> _TASK DIRECTIONS_: All of the lines below are to be transcribed faithfully, with pictures excluded from the copy.

[Saved entries]
# # # # # # #
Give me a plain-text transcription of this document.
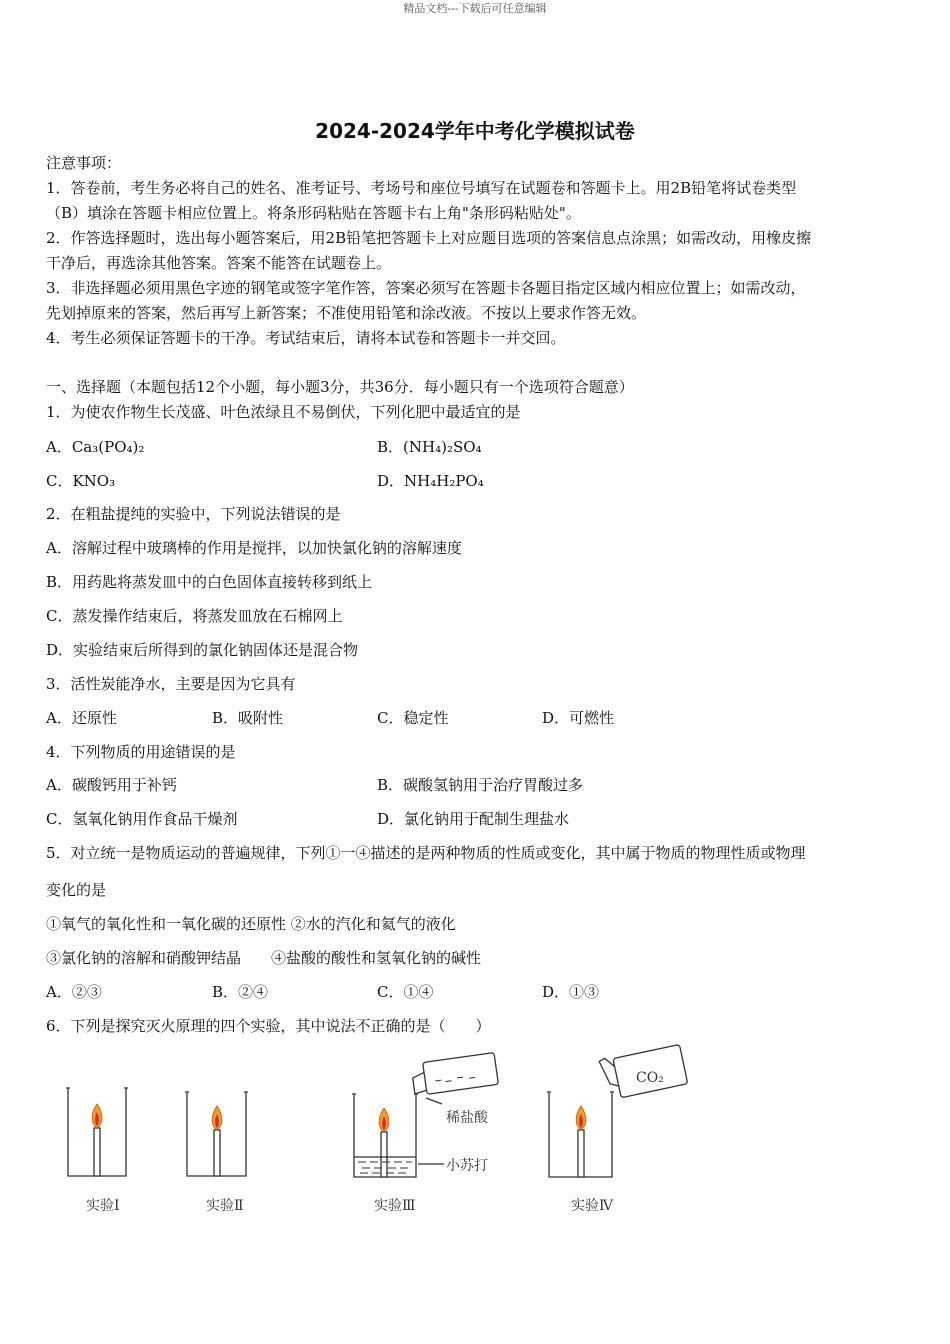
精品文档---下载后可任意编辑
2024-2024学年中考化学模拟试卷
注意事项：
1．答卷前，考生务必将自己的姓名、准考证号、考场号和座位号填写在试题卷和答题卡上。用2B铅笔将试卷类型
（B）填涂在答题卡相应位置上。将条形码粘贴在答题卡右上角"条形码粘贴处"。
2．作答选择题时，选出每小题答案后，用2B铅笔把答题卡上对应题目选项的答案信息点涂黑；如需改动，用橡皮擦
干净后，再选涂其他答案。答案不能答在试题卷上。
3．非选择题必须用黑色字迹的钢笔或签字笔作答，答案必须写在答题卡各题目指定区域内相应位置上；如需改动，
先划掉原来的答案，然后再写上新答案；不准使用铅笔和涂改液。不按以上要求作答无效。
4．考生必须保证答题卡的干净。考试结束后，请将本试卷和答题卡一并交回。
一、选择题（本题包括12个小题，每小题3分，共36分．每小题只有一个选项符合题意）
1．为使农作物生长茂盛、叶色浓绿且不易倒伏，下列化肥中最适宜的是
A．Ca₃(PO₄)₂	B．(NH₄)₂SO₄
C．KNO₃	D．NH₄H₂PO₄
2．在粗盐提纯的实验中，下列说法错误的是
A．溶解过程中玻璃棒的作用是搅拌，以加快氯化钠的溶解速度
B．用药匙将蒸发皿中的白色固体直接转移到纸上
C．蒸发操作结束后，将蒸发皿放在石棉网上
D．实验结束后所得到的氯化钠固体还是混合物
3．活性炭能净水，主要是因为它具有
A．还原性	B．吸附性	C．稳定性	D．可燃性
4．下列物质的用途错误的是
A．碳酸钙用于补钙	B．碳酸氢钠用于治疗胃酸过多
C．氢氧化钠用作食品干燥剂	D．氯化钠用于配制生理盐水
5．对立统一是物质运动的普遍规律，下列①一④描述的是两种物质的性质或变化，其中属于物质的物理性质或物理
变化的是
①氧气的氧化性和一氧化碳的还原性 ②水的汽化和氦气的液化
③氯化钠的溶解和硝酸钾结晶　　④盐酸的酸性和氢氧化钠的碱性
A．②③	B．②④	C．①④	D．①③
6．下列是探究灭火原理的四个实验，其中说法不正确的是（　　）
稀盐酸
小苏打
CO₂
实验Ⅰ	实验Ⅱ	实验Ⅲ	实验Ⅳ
# # # # # # #
> _COMPLETE RESPONSE_:
Give me a plain-text transcription of this document.
精品文档---下载后可任意编辑
2024-2024学年中考化学模拟试卷
注意事项：
1．答卷前，考生务必将自己的姓名、准考证号、考场号和座位号填写在试题卷和答题卡上。用2B铅笔将试卷类型
（B）填涂在答题卡相应位置上。将条形码粘贴在答题卡右上角"条形码粘贴处"。
2．作答选择题时，选出每小题答案后，用2B铅笔把答题卡上对应题目选项的答案信息点涂黑；如需改动，用橡皮擦
干净后，再选涂其他答案。答案不能答在试题卷上。
3．非选择题必须用黑色字迹的钢笔或签字笔作答，答案必须写在答题卡各题目指定区域内相应位置上；如需改动，
先划掉原来的答案，然后再写上新答案；不准使用铅笔和涂改液。不按以上要求作答无效。
4．考生必须保证答题卡的干净。考试结束后，请将本试卷和答题卡一并交回。
一、选择题（本题包括12个小题，每小题3分，共36分．每小题只有一个选项符合题意）
1．为使农作物生长茂盛、叶色浓绿且不易倒伏，下列化肥中最适宜的是
A．Ca₃(PO₄)₂	B．(NH₄)₂SO₄
C．KNO₃	D．NH₄H₂PO₄
2．在粗盐提纯的实验中，下列说法错误的是
A．溶解过程中玻璃棒的作用是搅拌，以加快氯化钠的溶解速度
B．用药匙将蒸发皿中的白色固体直接转移到纸上
C．蒸发操作结束后，将蒸发皿放在石棉网上
D．实验结束后所得到的氯化钠固体还是混合物
3．活性炭能净水，主要是因为它具有
A．还原性	B．吸附性	C．稳定性	D．可燃性
4．下列物质的用途错误的是
A．碳酸钙用于补钙	B．碳酸氢钠用于治疗胃酸过多
C．氢氧化钠用作食品干燥剂	D．氯化钠用于配制生理盐水
5．对立统一是物质运动的普遍规律，下列①一④描述的是两种物质的性质或变化，其中属于物质的物理性质或物理
变化的是
①氧气的氧化性和一氧化碳的还原性 ②水的汽化和氦气的液化
③氯化钠的溶解和硝酸钾结晶　　④盐酸的酸性和氢氧化钠的碱性
A．②③	B．②④	C．①④	D．①③
6．下列是探究灭火原理的四个实验，其中说法不正确的是（　　）
稀盐酸
小苏打
CO₂
实验Ⅰ	实验Ⅱ	实验Ⅲ	实验Ⅳ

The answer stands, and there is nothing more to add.